● SHORT EXERCISE: Extract the lines that carry the string "Program" from the listing.

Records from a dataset
%%

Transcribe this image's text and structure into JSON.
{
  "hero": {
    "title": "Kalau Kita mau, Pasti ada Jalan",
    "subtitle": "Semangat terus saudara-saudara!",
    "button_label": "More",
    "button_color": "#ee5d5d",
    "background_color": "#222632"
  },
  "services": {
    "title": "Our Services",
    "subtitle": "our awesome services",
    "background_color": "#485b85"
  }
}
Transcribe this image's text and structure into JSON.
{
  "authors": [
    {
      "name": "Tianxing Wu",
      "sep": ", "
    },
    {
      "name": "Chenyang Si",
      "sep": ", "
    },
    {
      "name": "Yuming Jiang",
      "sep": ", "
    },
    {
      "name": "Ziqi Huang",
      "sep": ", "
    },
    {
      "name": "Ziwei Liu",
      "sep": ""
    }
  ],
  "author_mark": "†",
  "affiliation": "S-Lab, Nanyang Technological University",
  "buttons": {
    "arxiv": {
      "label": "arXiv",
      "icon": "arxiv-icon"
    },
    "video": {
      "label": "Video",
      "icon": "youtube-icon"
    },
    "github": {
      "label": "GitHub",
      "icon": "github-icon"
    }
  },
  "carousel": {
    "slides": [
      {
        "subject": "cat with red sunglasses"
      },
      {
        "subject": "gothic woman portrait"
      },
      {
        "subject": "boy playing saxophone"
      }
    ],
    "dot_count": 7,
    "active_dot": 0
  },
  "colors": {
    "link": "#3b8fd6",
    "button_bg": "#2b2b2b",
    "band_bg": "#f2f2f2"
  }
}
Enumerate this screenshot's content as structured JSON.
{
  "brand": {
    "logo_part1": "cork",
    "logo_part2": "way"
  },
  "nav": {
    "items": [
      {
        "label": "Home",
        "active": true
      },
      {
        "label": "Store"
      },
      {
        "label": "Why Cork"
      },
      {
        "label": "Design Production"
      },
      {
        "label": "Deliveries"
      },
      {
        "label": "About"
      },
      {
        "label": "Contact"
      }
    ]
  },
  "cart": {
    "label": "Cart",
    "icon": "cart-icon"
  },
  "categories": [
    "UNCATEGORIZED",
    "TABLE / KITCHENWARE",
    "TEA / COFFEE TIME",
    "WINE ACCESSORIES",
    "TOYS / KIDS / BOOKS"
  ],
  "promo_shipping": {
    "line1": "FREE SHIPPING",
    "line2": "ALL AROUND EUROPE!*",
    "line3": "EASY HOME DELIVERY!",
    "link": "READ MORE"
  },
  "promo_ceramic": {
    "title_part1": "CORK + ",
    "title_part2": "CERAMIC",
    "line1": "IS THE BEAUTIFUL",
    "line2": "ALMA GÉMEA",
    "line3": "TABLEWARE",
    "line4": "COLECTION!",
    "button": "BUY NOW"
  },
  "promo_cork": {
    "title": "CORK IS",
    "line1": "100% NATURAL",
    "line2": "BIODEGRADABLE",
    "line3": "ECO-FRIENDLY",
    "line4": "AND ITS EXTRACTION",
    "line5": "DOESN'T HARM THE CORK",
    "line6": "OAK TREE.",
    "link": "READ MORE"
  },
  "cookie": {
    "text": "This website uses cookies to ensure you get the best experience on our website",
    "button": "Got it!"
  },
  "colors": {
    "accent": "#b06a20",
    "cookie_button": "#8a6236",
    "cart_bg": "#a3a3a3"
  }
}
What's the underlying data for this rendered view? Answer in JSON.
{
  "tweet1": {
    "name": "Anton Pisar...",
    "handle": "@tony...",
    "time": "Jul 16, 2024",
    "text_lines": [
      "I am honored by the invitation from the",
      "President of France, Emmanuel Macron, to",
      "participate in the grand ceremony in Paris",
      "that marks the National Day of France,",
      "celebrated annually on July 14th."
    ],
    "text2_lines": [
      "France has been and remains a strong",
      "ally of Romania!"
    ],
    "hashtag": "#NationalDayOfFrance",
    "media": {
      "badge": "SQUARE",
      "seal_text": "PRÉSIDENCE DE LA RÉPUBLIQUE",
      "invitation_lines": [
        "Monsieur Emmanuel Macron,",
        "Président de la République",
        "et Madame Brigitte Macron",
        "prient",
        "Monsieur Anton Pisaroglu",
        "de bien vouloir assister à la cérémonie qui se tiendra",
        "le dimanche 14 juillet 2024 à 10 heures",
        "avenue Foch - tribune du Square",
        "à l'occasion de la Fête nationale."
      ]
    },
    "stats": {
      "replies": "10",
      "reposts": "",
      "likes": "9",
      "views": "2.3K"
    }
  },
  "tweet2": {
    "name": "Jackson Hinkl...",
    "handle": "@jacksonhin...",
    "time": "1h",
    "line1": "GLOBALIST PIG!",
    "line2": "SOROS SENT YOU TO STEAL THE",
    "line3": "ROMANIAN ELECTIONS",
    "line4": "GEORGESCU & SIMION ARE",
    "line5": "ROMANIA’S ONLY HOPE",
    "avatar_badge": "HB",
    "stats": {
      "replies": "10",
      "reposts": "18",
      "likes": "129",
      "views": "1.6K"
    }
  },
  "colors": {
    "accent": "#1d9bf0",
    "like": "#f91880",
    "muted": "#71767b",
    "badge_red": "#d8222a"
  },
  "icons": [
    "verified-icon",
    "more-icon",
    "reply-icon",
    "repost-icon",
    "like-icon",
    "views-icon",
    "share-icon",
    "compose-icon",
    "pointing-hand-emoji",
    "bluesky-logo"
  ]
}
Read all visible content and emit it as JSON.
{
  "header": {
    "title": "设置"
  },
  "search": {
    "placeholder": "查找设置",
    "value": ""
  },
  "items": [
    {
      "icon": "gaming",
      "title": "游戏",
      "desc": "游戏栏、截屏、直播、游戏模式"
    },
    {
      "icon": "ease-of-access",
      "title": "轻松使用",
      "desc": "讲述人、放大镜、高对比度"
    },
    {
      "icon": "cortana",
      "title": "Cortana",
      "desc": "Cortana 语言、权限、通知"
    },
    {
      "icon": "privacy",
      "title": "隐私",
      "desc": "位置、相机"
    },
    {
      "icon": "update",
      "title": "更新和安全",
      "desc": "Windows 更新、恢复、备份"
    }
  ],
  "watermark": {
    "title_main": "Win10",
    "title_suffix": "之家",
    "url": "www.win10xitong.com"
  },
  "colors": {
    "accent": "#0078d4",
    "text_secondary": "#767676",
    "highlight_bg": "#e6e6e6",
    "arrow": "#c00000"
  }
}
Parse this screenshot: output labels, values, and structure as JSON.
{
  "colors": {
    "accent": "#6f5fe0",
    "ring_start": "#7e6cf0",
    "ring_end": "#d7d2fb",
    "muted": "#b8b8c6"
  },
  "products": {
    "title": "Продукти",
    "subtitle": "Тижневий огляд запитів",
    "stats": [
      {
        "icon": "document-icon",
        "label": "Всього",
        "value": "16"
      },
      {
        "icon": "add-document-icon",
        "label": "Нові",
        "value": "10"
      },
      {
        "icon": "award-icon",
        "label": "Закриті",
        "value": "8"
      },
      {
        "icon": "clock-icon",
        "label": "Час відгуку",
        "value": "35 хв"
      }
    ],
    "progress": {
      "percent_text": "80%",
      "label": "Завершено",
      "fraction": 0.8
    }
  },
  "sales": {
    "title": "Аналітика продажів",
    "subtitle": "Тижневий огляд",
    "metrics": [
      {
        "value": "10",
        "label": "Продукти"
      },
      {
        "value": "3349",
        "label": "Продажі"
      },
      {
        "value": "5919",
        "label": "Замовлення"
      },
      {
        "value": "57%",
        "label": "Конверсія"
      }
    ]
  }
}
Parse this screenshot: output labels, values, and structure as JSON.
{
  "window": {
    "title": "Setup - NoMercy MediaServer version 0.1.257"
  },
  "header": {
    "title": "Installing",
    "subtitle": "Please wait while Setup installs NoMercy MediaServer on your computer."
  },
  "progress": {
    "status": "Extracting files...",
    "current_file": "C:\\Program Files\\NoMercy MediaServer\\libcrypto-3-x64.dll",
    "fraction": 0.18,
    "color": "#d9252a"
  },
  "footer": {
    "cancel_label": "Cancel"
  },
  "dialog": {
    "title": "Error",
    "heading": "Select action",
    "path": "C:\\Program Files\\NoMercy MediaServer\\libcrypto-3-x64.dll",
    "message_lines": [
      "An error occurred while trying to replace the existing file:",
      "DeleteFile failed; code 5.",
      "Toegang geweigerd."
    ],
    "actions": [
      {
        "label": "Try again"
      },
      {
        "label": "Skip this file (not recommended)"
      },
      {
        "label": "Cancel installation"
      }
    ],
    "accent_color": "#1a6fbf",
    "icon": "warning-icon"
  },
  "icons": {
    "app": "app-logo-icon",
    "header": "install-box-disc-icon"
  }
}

%%

● TASK OUTPUT:
    "current_file": "C:\\Program Files\\NoMercy MediaServer\\libcrypto-3-x64.dll",
    "path": "C:\\Program Files\\NoMercy MediaServer\\libcrypto-3-x64.dll",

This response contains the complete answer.